### Records from a data collection
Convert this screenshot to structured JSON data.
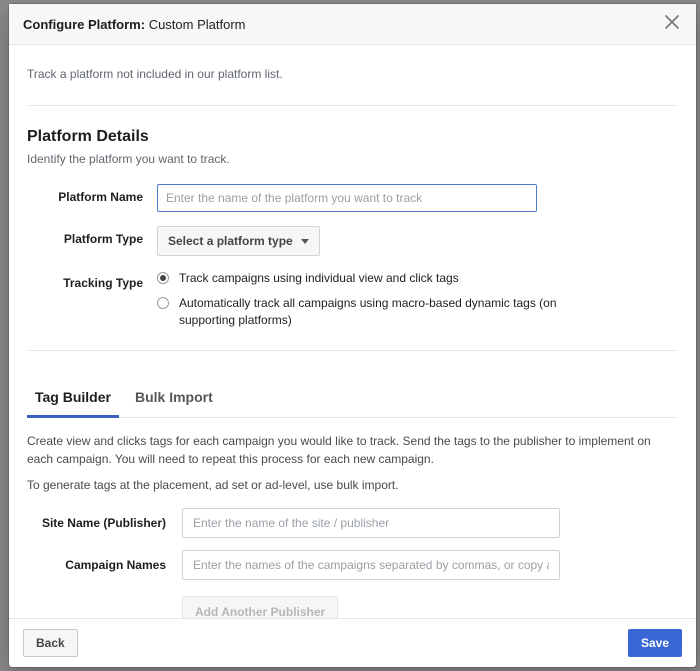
{
  "header": {
    "title_prefix": "Configure Platform:",
    "title_suffix": "Custom Platform",
    "close_icon": "close-icon"
  },
  "intro": "Track a platform not included in our platform list.",
  "details": {
    "title": "Platform Details",
    "subtitle": "Identify the platform you want to track.",
    "name_label": "Platform Name",
    "name_placeholder": "Enter the name of the platform you want to track",
    "name_value": "",
    "type_label": "Platform Type",
    "type_selected": "Select a platform type",
    "tracking_label": "Tracking Type",
    "tracking_options": [
      {
        "label": "Track campaigns using individual view and click tags",
        "checked": true
      },
      {
        "label": "Automatically track all campaigns using macro-based dynamic tags (on supporting platforms)",
        "checked": false
      }
    ]
  },
  "tabs": {
    "items": [
      {
        "label": "Tag Builder",
        "active": true
      },
      {
        "label": "Bulk Import",
        "active": false
      }
    ]
  },
  "tag_builder": {
    "desc": "Create view and clicks tags for each campaign you would like to track. Send the tags to the publisher to implement on each campaign. You will need to repeat this process for each new campaign.",
    "sub": "To generate tags at the placement, ad set or ad-level, use bulk import.",
    "site_label": "Site Name (Publisher)",
    "site_placeholder": "Enter the name of the site / publisher",
    "site_value": "",
    "campaign_label": "Campaign Names",
    "campaign_placeholder": "Enter the names of the campaigns separated by commas, or copy and paste",
    "campaign_value": "",
    "add_publisher_label": "Add Another Publisher"
  },
  "footer": {
    "back_label": "Back",
    "save_label": "Save"
  }
}
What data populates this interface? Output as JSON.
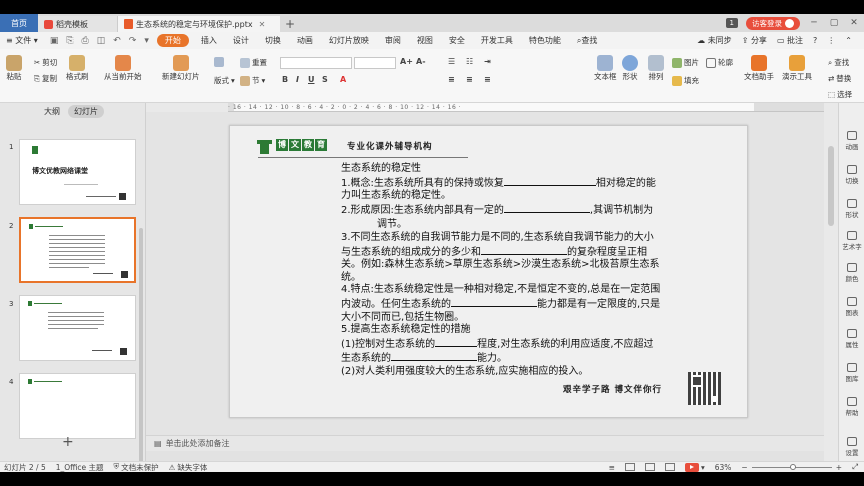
{
  "titlebar": {
    "home_tab": "首页",
    "template_tab": "稻壳模板",
    "doc_tab": "生态系统的稳定与环境保护.pptx",
    "new_tab": "+",
    "badge": "1",
    "login": "访客登录"
  },
  "menubar": {
    "file": "文件",
    "items": [
      "开始",
      "插入",
      "设计",
      "切换",
      "动画",
      "幻灯片放映",
      "审阅",
      "视图",
      "安全",
      "开发工具",
      "特色功能"
    ],
    "search": "查找",
    "sync": "未同步",
    "share": "分享",
    "comment": "批注"
  },
  "ribbon": {
    "paste": "粘贴",
    "cut": "剪切",
    "copy": "复制",
    "format_painter": "格式刷",
    "from_current": "从当前开始",
    "new_slide": "新建幻灯片",
    "layout": "版式",
    "section": "节",
    "reset": "重置",
    "textbox": "文本框",
    "shape": "形状",
    "arrange": "排列",
    "picture": "图片",
    "fill": "填充",
    "outline": "轮廓",
    "doc_assistant": "文档助手",
    "present_tools": "演示工具",
    "find": "查找",
    "replace": "替换",
    "select": "选择",
    "zero_a": "0",
    "zero_b": "0",
    "font_sizes": [
      "A+",
      "A-"
    ]
  },
  "ruler": {
    "labels": "· 16 · 14 · 12 · 10 · 8 · 6 · 4 · 2 · 0 · 2 · 4 · 6 · 8 · 10 · 12 · 14 · 16 ·"
  },
  "left_panel": {
    "tab_outline": "大纲",
    "tab_slides": "幻灯片",
    "slide_numbers": [
      "1",
      "2",
      "3",
      "4"
    ],
    "slide1_title": "博文优教网络课堂",
    "add": "+"
  },
  "slide": {
    "brand": [
      "博",
      "文",
      "教",
      "育"
    ],
    "tagline": "专业化课外辅导机构",
    "heading": "生态系统的稳定性",
    "p1a": "1.概念:生态系统所具有的保持或恢复",
    "p1b": "相对稳定的能力叫生态系统的稳定性。",
    "p2a": "2.形成原因:生态系统内部具有一定的",
    "p2b": ",其调节机制为",
    "p2c": "调节。",
    "p3a": "3.不同生态系统的自我调节能力是不同的,生态系统自我调节能力的大小与生态系统的组成成分的多少和",
    "p3b": "的复杂程度呈正相关。例如:森林生态系统>草原生态系统>沙漠生态系统>北极苔原生态系统。",
    "p4a": "4.特点:生态系统稳定性是一种相对稳定,不是恒定不变的,总是在一定范围内波动。任何生态系统的",
    "p4b": "能力都是有一定限度的,只是大小不同而已,包括生物圈。",
    "p5": "5.提高生态系统稳定性的措施",
    "p6a": "(1)控制对生态系统的",
    "p6b": "程度,对生态系统的利用应适度,不应超过生态系统的",
    "p6c": "能力。",
    "p7": "(2)对人类利用强度较大的生态系统,应实施相应的投入。",
    "motto": "艰辛学子路 博文伴你行"
  },
  "notes": {
    "placeholder": "单击此处添加备注"
  },
  "right_sidebar": [
    "动画",
    "切换",
    "形状",
    "艺术字",
    "颜色",
    "图表",
    "属性",
    "图库",
    "帮助",
    "设置"
  ],
  "statusbar": {
    "slide_count": "幻灯片 2 / 5",
    "theme": "1_Office 主题",
    "protect": "文档未保护",
    "missing_font": "缺失字体",
    "zoom": "63%",
    "minus": "−",
    "plus": "+"
  }
}
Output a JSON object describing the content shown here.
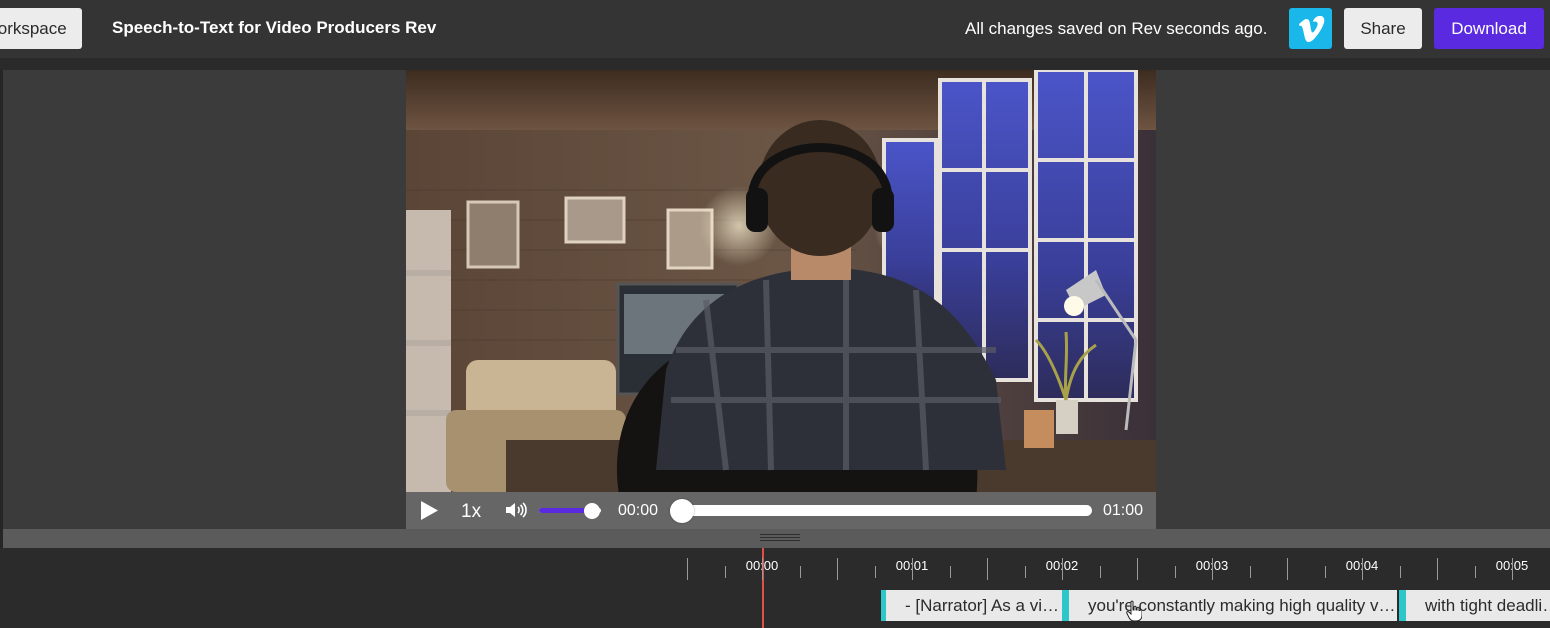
{
  "header": {
    "workspace_label": "Workspace",
    "title": "Speech-to-Text for Video Producers Rev",
    "save_status": "All changes saved on Rev seconds ago.",
    "vimeo_icon": "vimeo-icon",
    "share_label": "Share",
    "download_label": "Download"
  },
  "player": {
    "speed": "1x",
    "current_time": "00:00",
    "total_time": "01:00",
    "volume_level": 0.85,
    "seek_progress": 0.0
  },
  "timeline": {
    "ticks": [
      "00:00",
      "00:01",
      "00:02",
      "00:03",
      "00:04",
      "00:05"
    ],
    "captions": [
      "- [Narrator] As a video producer,",
      "you're constantly making high quality videos",
      "with tight deadlines"
    ]
  },
  "colors": {
    "accent": "#5a2ae0",
    "vimeo": "#1ab7ea",
    "caption_edge": "#2ec7c9",
    "playhead": "#e0504a"
  }
}
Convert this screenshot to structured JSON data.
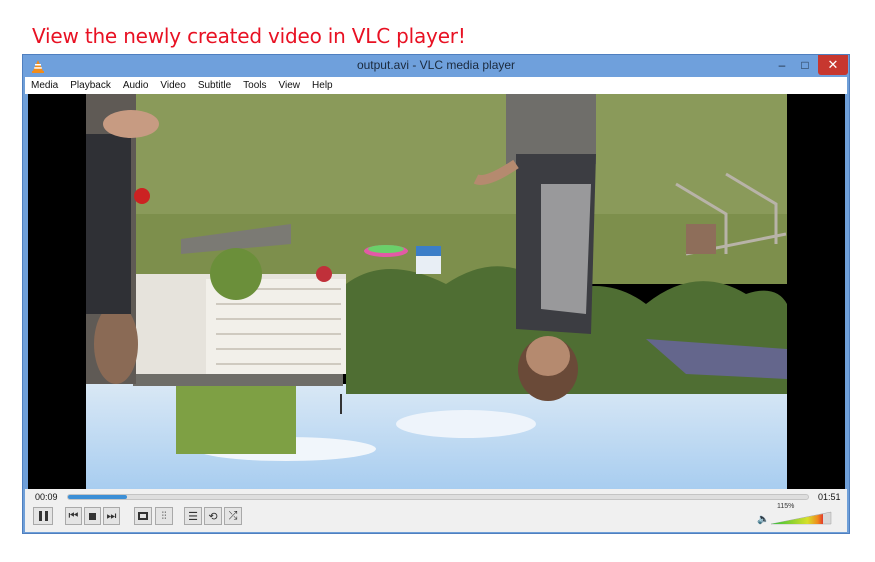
{
  "caption": "View the newly created video in VLC player!",
  "window": {
    "title": "output.avi - VLC media player",
    "minimize_glyph": "–",
    "maximize_glyph": "□",
    "close_glyph": "✕"
  },
  "menu": [
    "Media",
    "Playback",
    "Audio",
    "Video",
    "Subtitle",
    "Tools",
    "View",
    "Help"
  ],
  "playback": {
    "elapsed": "00:09",
    "total": "01:51",
    "progress_fraction": 0.08
  },
  "volume": {
    "label": "115%",
    "level_percent": 115
  },
  "colors": {
    "caption": "#e81123",
    "seek_fill": "#3c8fd6",
    "close_button": "#c7372f",
    "title_bar": "#6fa0dc"
  },
  "icons": {
    "app": "vlc-cone-icon",
    "pause": "pause-icon",
    "previous": "previous-icon",
    "stop": "stop-icon",
    "next": "next-icon",
    "fullscreen": "fullscreen-icon",
    "extended": "extended-settings-icon",
    "playlist": "playlist-icon",
    "loop": "loop-icon",
    "random": "random-icon",
    "speaker": "speaker-icon"
  }
}
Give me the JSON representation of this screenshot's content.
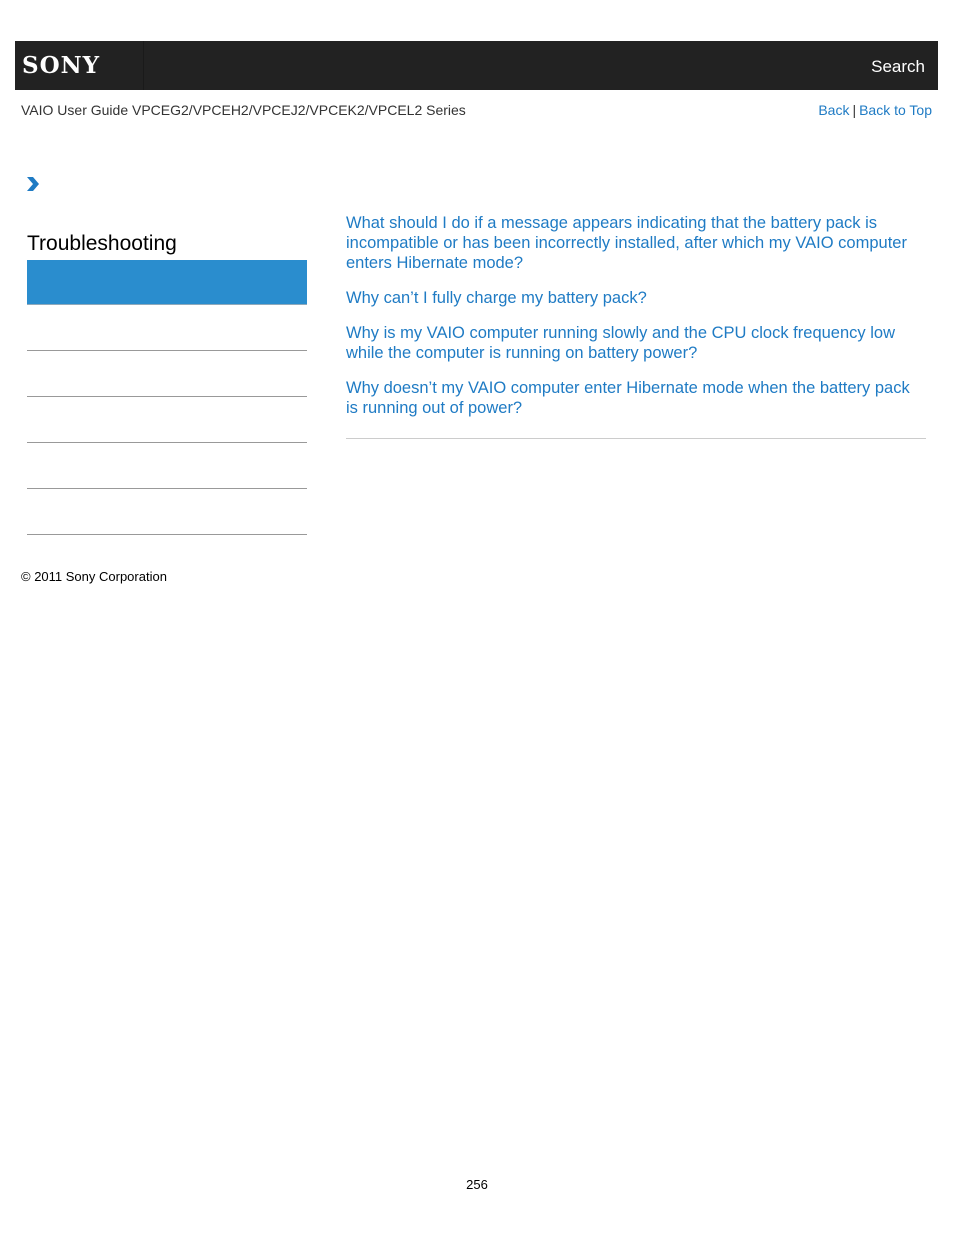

### WHAT IS ASKED
Transcribe all the records above word for word, without their images.

### THE RESULT
Convert this screenshot to structured JSON data.
{
  "header": {
    "title_prefix": "Configure Platform:",
    "title_suffix": "Custom Platform",
    "close_icon": "close-icon"
  },
  "intro": "Track a platform not included in our platform list.",
  "details": {
    "title": "Platform Details",
    "subtitle": "Identify the platform you want to track.",
    "name_label": "Platform Name",
    "name_placeholder": "Enter the name of the platform you want to track",
    "name_value": "",
    "type_label": "Platform Type",
    "type_selected": "Select a platform type",
    "tracking_label": "Tracking Type",
    "tracking_options": [
      {
        "label": "Track campaigns using individual view and click tags",
        "checked": true
      },
      {
        "label": "Automatically track all campaigns using macro-based dynamic tags (on supporting platforms)",
        "checked": false
      }
    ]
  },
  "tabs": {
    "items": [
      {
        "label": "Tag Builder",
        "active": true
      },
      {
        "label": "Bulk Import",
        "active": false
      }
    ]
  },
  "tag_builder": {
    "desc": "Create view and clicks tags for each campaign you would like to track. Send the tags to the publisher to implement on each campaign. You will need to repeat this process for each new campaign.",
    "sub": "To generate tags at the placement, ad set or ad-level, use bulk import.",
    "site_label": "Site Name (Publisher)",
    "site_placeholder": "Enter the name of the site / publisher",
    "site_value": "",
    "campaign_label": "Campaign Names",
    "campaign_placeholder": "Enter the names of the campaigns separated by commas, or copy and paste",
    "campaign_value": "",
    "add_publisher_label": "Add Another Publisher"
  },
  "footer": {
    "back_label": "Back",
    "save_label": "Save"
  }
}
What data populates this interface? Output as JSON.
{
  "titlebar": {
    "home_tab": "首页",
    "template_tab": "稻壳模板",
    "doc_tab": "生态系统的稳定与环境保护.pptx",
    "new_tab": "+",
    "badge": "1",
    "login": "访客登录"
  },
  "menubar": {
    "file": "文件",
    "items": [
      "开始",
      "插入",
      "设计",
      "切换",
      "动画",
      "幻灯片放映",
      "审阅",
      "视图",
      "安全",
      "开发工具",
      "特色功能"
    ],
    "search": "查找",
    "sync": "未同步",
    "share": "分享",
    "comment": "批注"
  },
  "ribbon": {
    "paste": "粘贴",
    "cut": "剪切",
    "copy": "复制",
    "format_painter": "格式刷",
    "from_current": "从当前开始",
    "new_slide": "新建幻灯片",
    "layout": "版式",
    "section": "节",
    "reset": "重置",
    "textbox": "文本框",
    "shape": "形状",
    "arrange": "排列",
    "picture": "图片",
    "fill": "填充",
    "outline": "轮廓",
    "doc_assistant": "文档助手",
    "present_tools": "演示工具",
    "find": "查找",
    "replace": "替换",
    "select": "选择",
    "zero_a": "0",
    "zero_b": "0",
    "font_sizes": [
      "A+",
      "A-"
    ]
  },
  "ruler": {
    "labels": "· 16 · 14 · 12 · 10 · 8 · 6 · 4 · 2 · 0 · 2 · 4 · 6 · 8 · 10 · 12 · 14 · 16 ·"
  },
  "left_panel": {
    "tab_outline": "大纲",
    "tab_slides": "幻灯片",
    "slide_numbers": [
      "1",
      "2",
      "3",
      "4"
    ],
    "slide1_title": "博文优教网络课堂",
    "add": "+"
  },
  "slide": {
    "brand": [
      "博",
      "文",
      "教",
      "育"
    ],
    "tagline": "专业化课外辅导机构",
    "heading": "生态系统的稳定性",
    "p1a": "1.概念:生态系统所具有的保持或恢复",
    "p1b": "相对稳定的能力叫生态系统的稳定性。",
    "p2a": "2.形成原因:生态系统内部具有一定的",
    "p2b": ",其调节机制为",
    "p2c": "调节。",
    "p3a": "3.不同生态系统的自我调节能力是不同的,生态系统自我调节能力的大小与生态系统的组成成分的多少和",
    "p3b": "的复杂程度呈正相关。例如:森林生态系统>草原生态系统>沙漠生态系统>北极苔原生态系统。",
    "p4a": "4.特点:生态系统稳定性是一种相对稳定,不是恒定不变的,总是在一定范围内波动。任何生态系统的",
    "p4b": "能力都是有一定限度的,只是大小不同而已,包括生物圈。",
    "p5": "5.提高生态系统稳定性的措施",
    "p6a": "(1)控制对生态系统的",
    "p6b": "程度,对生态系统的利用应适度,不应超过生态系统的",
    "p6c": "能力。",
    "p7": "(2)对人类利用强度较大的生态系统,应实施相应的投入。",
    "motto": "艰辛学子路 博文伴你行"
  },
  "notes": {
    "placeholder": "单击此处添加备注"
  },
  "right_sidebar": [
    "动画",
    "切换",
    "形状",
    "艺术字",
    "颜色",
    "图表",
    "属性",
    "图库",
    "帮助",
    "设置"
  ],
  "statusbar": {
    "slide_count": "幻灯片 2 / 5",
    "theme": "1_Office 主题",
    "protect": "文档未保护",
    "missing_font": "缺失字体",
    "zoom": "63%",
    "minus": "−",
    "plus": "+"
  }
}
Output a JSON object describing the content shown here.
{
  "header": {
    "workspace_label": "Workspace",
    "title": "Speech-to-Text for Video Producers Rev",
    "save_status": "All changes saved on Rev seconds ago.",
    "vimeo_icon": "vimeo-icon",
    "share_label": "Share",
    "download_label": "Download"
  },
  "player": {
    "speed": "1x",
    "current_time": "00:00",
    "total_time": "01:00",
    "volume_level": 0.85,
    "seek_progress": 0.0
  },
  "timeline": {
    "ticks": [
      "00:00",
      "00:01",
      "00:02",
      "00:03",
      "00:04",
      "00:05"
    ],
    "captions": [
      "- [Narrator] As a video producer,",
      "you're constantly making high quality videos",
      "with tight deadlines"
    ]
  },
  "colors": {
    "accent": "#5a2ae0",
    "vimeo": "#1ab7ea",
    "caption_edge": "#2ec7c9",
    "playhead": "#e0504a"
  }
}
Convert this screenshot to structured JSON data.
{
  "caption": "View the newly created video in VLC player!",
  "window": {
    "title": "output.avi - VLC media player",
    "minimize_glyph": "–",
    "maximize_glyph": "□",
    "close_glyph": "✕"
  },
  "menu": [
    "Media",
    "Playback",
    "Audio",
    "Video",
    "Subtitle",
    "Tools",
    "View",
    "Help"
  ],
  "playback": {
    "elapsed": "00:09",
    "total": "01:51",
    "progress_fraction": 0.08
  },
  "volume": {
    "label": "115%",
    "level_percent": 115
  },
  "colors": {
    "caption": "#e81123",
    "seek_fill": "#3c8fd6",
    "close_button": "#c7372f",
    "title_bar": "#6fa0dc"
  },
  "icons": {
    "app": "vlc-cone-icon",
    "pause": "pause-icon",
    "previous": "previous-icon",
    "stop": "stop-icon",
    "next": "next-icon",
    "fullscreen": "fullscreen-icon",
    "extended": "extended-settings-icon",
    "playlist": "playlist-icon",
    "loop": "loop-icon",
    "random": "random-icon",
    "speaker": "speaker-icon"
  }
}
Give me the JSON representation of this screenshot's content.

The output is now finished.